Using the data below, determine the number of lines that include the string "Uncle". Write only that number.

[Data records]
>>>

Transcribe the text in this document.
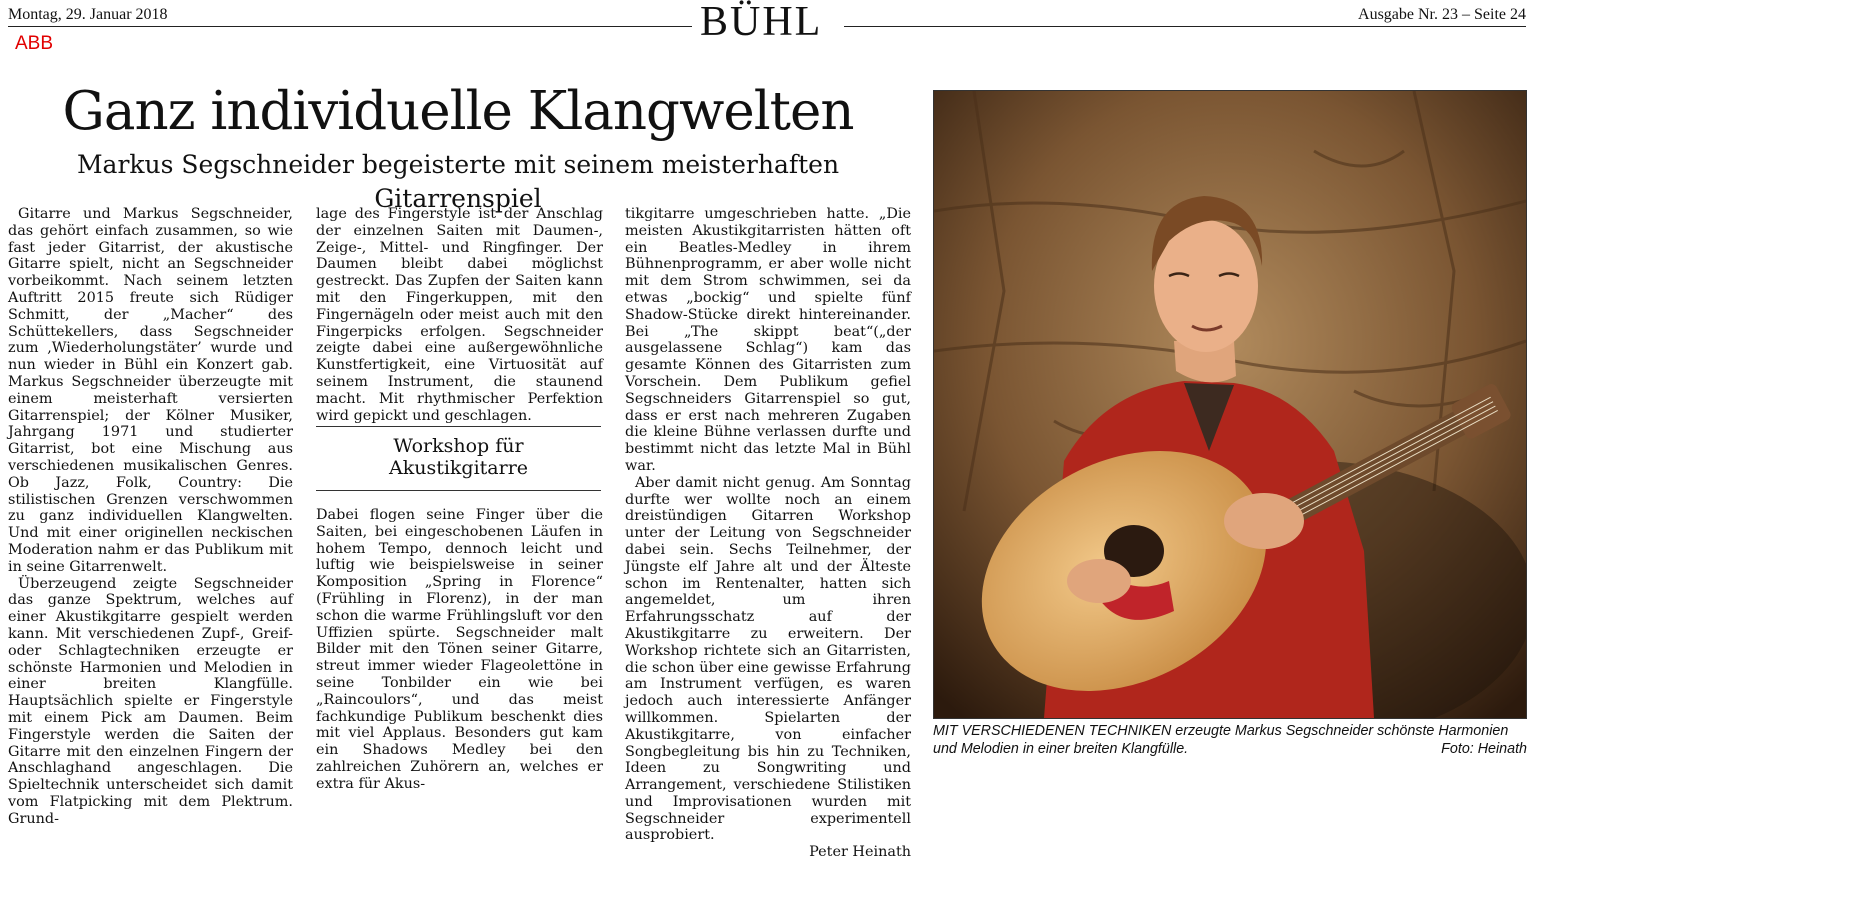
Montag, 29. Januar 2018	BÜHL	Ausgabe Nr. 23 – Seite 24
ABB
Ganz individuelle Klangwelten
Markus Segschneider begeisterte mit seinem meisterhaften Gitarrenspiel

Gitarre und Markus Segschneider, das gehört einfach zusammen, so wie fast jeder Gitarrist, der akustische Gitarre spielt, nicht an Segschneider vorbeikommt. Nach seinem letzten Auftritt 2015 freute sich Rüdiger Schmitt, der „Macher“ des Schüttekellers, dass Segschneider zum ‚Wiederholungstäter’ wurde und nun wieder in Bühl ein Konzert gab. Markus Segschneider überzeugte mit einem meisterhaft versierten Gitarrenspiel; der Kölner Musiker, Jahrgang 1971 und studierter Gitarrist, bot eine Mischung aus verschiedenen musikalischen Genres. Ob Jazz, Folk, Country: Die stilistischen Grenzen verschwommen zu ganz individuellen Klangwelten. Und mit einer originellen neckischen Moderation nahm er das Publikum mit in seine Gitarrenwelt.

Überzeugend zeigte Segschneider das ganze Spektrum, welches auf einer Akustikgitarre gespielt werden kann. Mit verschiedenen Zupf-, Greif- oder Schlagtechniken erzeugte er schönste Harmonien und Melodien in einer breiten Klangfülle. Hauptsächlich spielte er Fingerstyle mit einem Pick am Daumen. Beim Fingerstyle werden die Saiten der Gitarre mit den einzelnen Fingern der Anschlaghand angeschlagen. Die Spieltechnik unterscheidet sich damit vom Flatpicking mit dem Plektrum. Grund-

lage des Fingerstyle ist der Anschlag der einzelnen Saiten mit Daumen-, Zeige-, Mittel- und Ringfinger. Der Daumen bleibt dabei möglichst gestreckt. Das Zupfen der Saiten kann mit den Fingerkuppen, mit den Fingernägeln oder meist auch mit den Fingerpicks erfolgen. Segschneider zeigte dabei eine außergewöhnliche Kunstfertigkeit, eine Virtuosität auf seinem Instrument, die staunend macht. Mit rhythmischer Perfektion wird gepickt und geschlagen.

Workshop für
Akustikgitarre

Dabei flogen seine Finger über die Saiten, bei eingeschobenen Läufen in hohem Tempo, dennoch leicht und luftig wie beispielsweise in seiner Komposition „Spring in Florence“ (Frühling in Florenz), in der man schon die warme Frühlingsluft vor den Uffizien spürte. Segschneider malt Bilder mit den Tönen seiner Gitarre, streut immer wieder Flageolettöne in seine Tonbilder ein wie bei „Raincoulors“, und das meist fachkundige Publikum beschenkt dies mit viel Applaus. Besonders gut kam ein Shadows Medley bei den zahlreichen Zuhörern an, welches er extra für Akus-

tikgitarre umgeschrieben hatte. „Die meisten Akustikgitarristen hätten oft ein Beatles-Medley in ihrem Bühnenprogramm, er aber wolle nicht mit dem Strom schwimmen, sei da etwas „bockig“ und spielte fünf Shadow-Stücke direkt hintereinander. Bei „The skippt beat“(„der ausgelassene Schlag“) kam das gesamte Können des Gitarristen zum Vorschein. Dem Publikum gefiel Segschneiders Gitarrenspiel so gut, dass er erst nach mehreren Zugaben die kleine Bühne verlassen durfte und bestimmt nicht das letzte Mal in Bühl war.

Aber damit nicht genug. Am Sonntag durfte wer wollte noch an einem dreistündigen Gitarren Workshop unter der Leitung von Segschneider dabei sein. Sechs Teilnehmer, der Jüngste elf Jahre alt und der Älteste schon im Rentenalter, hatten sich angemeldet, um ihren Erfahrungsschatz auf der Akustikgitarre zu erweitern. Der Workshop richtete sich an Gitarristen, die schon über eine gewisse Erfahrung am Instrument verfügen, es waren jedoch auch interessierte Anfänger willkommen. Spielarten der Akustikgitarre, von einfacher Songbegleitung bis hin zu Techniken, Ideen zu Songwriting und Arrangement, verschiedene Stilistiken und Improvisationen wurden mit Segschneider experimentell ausprobiert.

Peter Heinath
MIT VERSCHIEDENEN TECHNIKEN erzeugte Markus Segschneider schönste Harmonien und Melodien in einer breiten Klangfülle.	Foto: Heinath
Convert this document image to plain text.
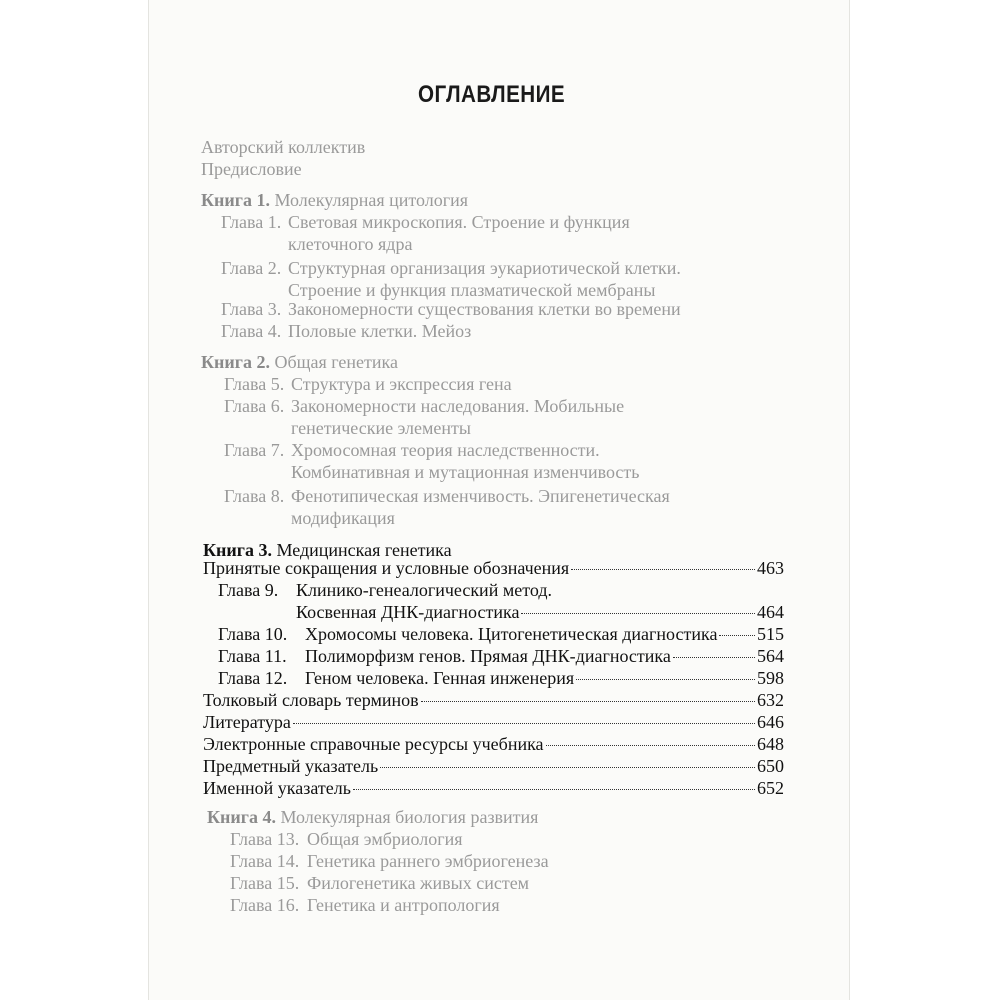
ОГЛАВЛЕНИЕ
Авторский коллектив
Предисловие
Книга 1. Молекулярная цитология
Глава 1. Световая микроскопия. Строение и функция
клеточного ядра
Глава 2. Структурная организация эукариотической клетки.
Строение и функция плазматической мембраны
Глава 3. Закономерности существования клетки во времени
Глава 4. Половые клетки. Мейоз
Книга 2. Общая генетика
Глава 5. Структура и экспрессия гена
Глава 6. Закономерности наследования. Мобильные
генетические элементы
Глава 7. Хромосомная теория наследственности.
Комбинативная и мутационная изменчивость
Глава 8. Фенотипическая изменчивость. Эпигенетическая
модификация
Книга 3. Медицинская генетика
Принятые сокращения и условные обозначения	463
Глава 9. Клинико-генеалогический метод.
Косвенная ДНК-диагностика	464
Глава 10. Хромосомы человека. Цитогенетическая диагностика 515
Глава 11. Полиморфизм генов. Прямая ДНК-диагностика	564
Глава 12. Геном человека. Генная инженерия	598
Толковый словарь терминов	632
Литература	646
Электронные справочные ресурсы учебника	648
Предметный указатель	650
Именной указатель	652
Книга 4. Молекулярная биология развития
Глава 13. Общая эмбриология
Глава 14. Генетика раннего эмбриогенеза
Глава 15. Филогенетика живых систем
Глава 16. Генетика и антропология
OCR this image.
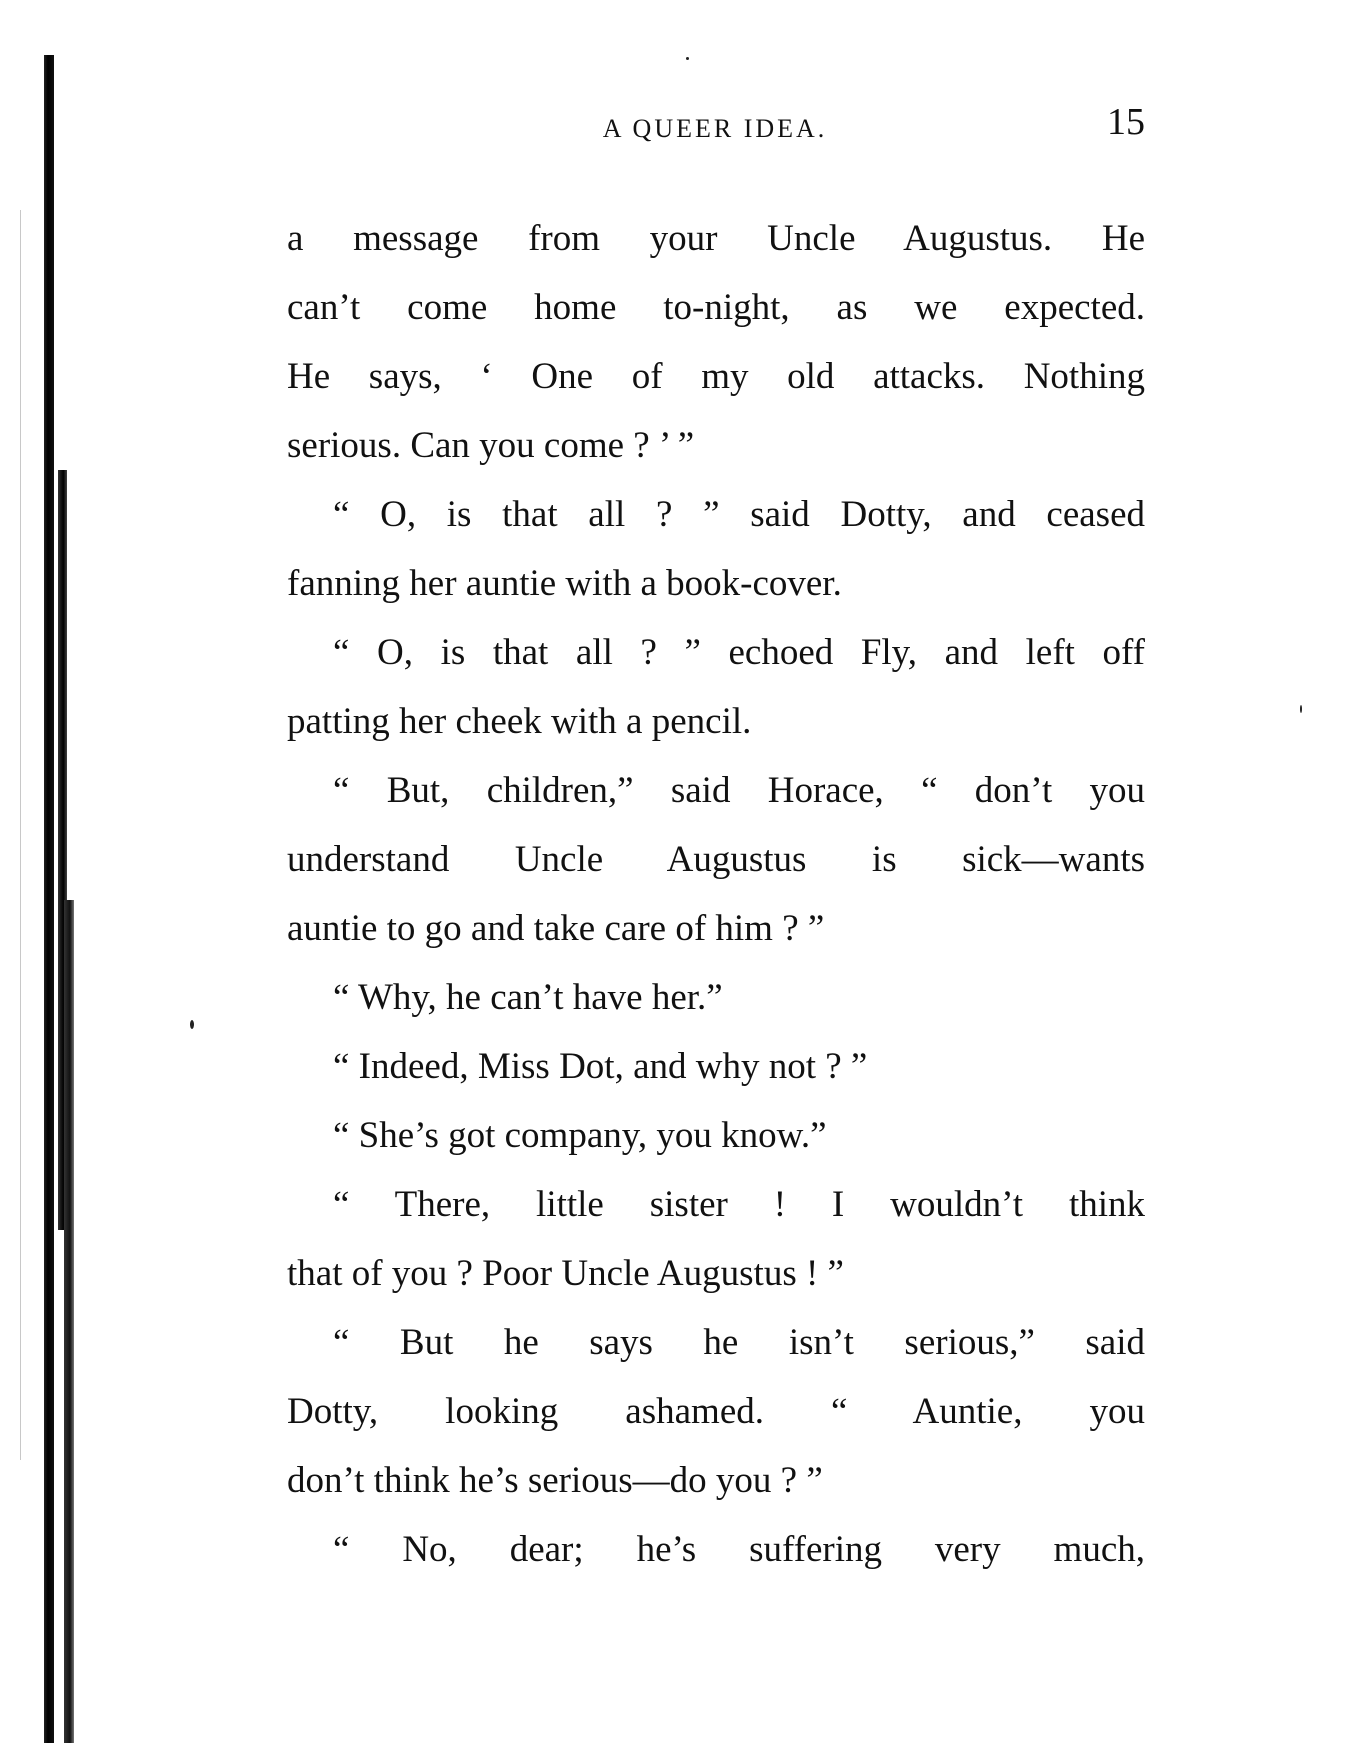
A QUEER IDEA.	15
a message from your Uncle Augustus. He
can’t come home to-night, as we expected.
He says, ‘ One of my old attacks. Nothing
serious. Can you come ? ’ ”
“ O, is that all ? ” said Dotty, and ceased
fanning her auntie with a book-cover.
“ O, is that all ? ” echoed Fly, and left off
patting her cheek with a pencil.
“ But, children,” said Horace, “ don’t you
understand Uncle Augustus is sick—wants
auntie to go and take care of him ? ”
“ Why, he can’t have her.”
“ Indeed, Miss Dot, and why not ? ”
“ She’s got company, you know.”
“ There, little sister ! I wouldn’t think
that of you ? Poor Uncle Augustus ! ”
“ But he says he isn’t serious,” said
Dotty, looking ashamed. “ Auntie, you
don’t think he’s serious—do you ? ”
“ No, dear; he’s suffering very much,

<<<

» EXERCISE RESPONSE:
3